# [Exercise aim]
Identify and reproduce every line holding the string "this".

# [Data entries]
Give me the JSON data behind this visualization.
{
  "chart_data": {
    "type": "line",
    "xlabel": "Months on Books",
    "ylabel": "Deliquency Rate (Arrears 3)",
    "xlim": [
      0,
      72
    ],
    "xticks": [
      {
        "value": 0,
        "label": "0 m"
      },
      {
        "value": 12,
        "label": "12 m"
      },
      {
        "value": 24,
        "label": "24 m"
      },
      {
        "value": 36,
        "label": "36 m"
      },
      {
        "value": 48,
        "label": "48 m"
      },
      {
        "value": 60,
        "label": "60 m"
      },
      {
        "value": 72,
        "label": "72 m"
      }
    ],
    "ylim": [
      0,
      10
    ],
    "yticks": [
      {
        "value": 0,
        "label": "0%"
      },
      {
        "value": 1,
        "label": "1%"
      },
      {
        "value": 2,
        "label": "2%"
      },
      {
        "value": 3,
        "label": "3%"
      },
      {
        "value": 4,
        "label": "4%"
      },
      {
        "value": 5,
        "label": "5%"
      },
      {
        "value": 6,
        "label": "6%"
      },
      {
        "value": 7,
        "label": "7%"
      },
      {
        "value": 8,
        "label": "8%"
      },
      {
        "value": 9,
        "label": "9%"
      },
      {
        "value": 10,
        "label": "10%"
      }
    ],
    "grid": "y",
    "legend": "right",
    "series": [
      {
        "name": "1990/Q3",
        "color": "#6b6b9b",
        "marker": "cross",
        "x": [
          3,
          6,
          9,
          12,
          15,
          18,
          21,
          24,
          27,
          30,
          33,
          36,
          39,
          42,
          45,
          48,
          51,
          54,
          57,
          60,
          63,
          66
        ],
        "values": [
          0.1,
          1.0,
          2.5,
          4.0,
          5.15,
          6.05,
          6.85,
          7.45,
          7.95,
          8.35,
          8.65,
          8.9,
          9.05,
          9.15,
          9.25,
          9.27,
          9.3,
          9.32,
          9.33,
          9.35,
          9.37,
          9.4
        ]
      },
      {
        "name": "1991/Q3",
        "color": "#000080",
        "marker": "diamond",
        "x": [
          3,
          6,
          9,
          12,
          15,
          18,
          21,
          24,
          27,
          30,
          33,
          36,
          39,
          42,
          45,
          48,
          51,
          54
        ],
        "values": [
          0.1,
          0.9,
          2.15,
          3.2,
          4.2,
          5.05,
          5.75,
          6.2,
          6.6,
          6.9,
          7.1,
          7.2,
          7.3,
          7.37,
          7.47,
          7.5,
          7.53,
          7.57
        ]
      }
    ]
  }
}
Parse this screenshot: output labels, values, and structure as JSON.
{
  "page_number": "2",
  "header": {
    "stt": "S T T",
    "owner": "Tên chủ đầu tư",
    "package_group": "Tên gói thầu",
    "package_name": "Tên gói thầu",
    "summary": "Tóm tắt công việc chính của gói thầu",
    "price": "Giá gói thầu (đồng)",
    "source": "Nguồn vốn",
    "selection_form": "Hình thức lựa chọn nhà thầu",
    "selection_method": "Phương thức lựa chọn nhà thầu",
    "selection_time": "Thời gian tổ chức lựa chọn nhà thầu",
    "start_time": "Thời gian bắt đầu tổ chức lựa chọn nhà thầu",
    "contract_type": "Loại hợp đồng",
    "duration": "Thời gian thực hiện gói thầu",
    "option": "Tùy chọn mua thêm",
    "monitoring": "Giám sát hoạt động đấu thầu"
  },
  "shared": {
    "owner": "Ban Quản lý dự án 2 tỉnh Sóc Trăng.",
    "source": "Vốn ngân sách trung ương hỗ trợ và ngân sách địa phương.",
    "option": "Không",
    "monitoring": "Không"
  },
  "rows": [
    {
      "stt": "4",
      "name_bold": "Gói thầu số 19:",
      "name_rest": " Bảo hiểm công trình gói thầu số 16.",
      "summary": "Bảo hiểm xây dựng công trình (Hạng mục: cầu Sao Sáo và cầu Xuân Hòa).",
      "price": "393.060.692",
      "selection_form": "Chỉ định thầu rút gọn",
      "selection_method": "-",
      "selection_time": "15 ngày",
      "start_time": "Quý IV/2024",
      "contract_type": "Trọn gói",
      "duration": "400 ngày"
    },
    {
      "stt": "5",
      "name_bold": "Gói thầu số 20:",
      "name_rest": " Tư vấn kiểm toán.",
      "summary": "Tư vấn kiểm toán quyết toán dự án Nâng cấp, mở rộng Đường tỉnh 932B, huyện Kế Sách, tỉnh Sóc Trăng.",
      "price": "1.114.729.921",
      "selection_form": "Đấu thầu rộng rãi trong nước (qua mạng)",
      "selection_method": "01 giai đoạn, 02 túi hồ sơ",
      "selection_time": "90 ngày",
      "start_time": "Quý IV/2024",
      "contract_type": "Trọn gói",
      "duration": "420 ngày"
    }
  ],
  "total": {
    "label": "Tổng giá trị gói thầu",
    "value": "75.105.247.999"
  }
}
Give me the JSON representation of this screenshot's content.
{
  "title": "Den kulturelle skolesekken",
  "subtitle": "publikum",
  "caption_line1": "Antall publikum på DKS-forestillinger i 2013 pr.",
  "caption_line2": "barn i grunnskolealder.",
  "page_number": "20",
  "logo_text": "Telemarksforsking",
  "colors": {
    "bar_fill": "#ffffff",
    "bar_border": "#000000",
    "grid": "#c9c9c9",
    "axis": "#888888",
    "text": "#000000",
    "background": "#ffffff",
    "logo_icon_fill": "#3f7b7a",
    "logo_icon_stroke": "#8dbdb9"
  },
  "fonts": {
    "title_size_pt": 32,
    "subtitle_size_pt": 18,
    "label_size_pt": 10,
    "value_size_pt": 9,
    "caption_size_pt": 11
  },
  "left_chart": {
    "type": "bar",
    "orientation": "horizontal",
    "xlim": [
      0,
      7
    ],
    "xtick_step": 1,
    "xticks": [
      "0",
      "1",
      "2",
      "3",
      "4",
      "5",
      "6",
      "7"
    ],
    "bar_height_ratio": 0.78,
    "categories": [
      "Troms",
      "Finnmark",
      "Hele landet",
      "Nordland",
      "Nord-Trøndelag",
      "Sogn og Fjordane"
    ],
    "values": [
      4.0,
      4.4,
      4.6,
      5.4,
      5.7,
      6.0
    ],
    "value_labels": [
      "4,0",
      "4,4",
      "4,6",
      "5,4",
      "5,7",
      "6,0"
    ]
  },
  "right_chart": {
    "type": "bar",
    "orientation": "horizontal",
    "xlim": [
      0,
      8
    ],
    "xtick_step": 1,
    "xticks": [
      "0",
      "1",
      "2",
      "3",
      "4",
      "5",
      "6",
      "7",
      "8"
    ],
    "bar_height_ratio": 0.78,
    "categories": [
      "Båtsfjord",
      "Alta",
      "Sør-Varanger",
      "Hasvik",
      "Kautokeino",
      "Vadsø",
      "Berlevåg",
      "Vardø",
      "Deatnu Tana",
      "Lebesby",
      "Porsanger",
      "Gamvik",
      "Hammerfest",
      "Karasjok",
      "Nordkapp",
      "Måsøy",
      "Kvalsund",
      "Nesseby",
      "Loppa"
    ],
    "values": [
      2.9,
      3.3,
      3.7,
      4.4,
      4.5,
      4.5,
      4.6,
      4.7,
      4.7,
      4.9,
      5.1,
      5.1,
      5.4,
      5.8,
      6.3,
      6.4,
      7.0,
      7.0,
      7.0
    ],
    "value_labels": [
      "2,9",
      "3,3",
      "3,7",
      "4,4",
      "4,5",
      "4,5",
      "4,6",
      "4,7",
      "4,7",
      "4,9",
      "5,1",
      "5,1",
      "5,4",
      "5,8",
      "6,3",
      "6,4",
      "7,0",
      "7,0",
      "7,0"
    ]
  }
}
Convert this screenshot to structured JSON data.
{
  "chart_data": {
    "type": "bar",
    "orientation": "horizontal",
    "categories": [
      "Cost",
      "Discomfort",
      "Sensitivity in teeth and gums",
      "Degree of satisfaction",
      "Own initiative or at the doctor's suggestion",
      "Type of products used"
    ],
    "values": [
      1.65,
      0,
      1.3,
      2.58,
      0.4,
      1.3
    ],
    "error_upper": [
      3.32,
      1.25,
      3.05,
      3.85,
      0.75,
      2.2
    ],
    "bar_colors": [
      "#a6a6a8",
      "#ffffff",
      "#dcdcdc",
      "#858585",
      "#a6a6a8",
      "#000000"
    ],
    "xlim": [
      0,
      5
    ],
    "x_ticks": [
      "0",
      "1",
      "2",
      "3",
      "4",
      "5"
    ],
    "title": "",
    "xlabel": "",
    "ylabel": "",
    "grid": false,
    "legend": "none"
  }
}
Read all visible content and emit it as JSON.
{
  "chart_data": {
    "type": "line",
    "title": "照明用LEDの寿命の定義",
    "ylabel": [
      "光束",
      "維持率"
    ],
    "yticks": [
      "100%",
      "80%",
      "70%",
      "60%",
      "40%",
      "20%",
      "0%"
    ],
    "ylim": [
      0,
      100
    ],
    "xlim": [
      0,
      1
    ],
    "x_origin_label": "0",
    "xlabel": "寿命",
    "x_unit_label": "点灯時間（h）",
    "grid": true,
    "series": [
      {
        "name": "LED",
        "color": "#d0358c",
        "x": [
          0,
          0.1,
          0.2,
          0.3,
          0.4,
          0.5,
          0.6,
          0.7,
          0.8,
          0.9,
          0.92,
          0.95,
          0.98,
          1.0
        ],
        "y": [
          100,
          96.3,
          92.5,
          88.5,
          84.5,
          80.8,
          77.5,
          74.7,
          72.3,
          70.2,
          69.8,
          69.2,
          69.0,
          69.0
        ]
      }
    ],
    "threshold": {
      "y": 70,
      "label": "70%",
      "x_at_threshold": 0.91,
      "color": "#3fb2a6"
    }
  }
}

# [Response to the exercise]
Give me the JSON data behind this visualization.
Parse this screenshot: output labels, values, and structure as JSON.
Give me the JSON representation of this screenshot's content.
Convert this screenshot to structured JSON data.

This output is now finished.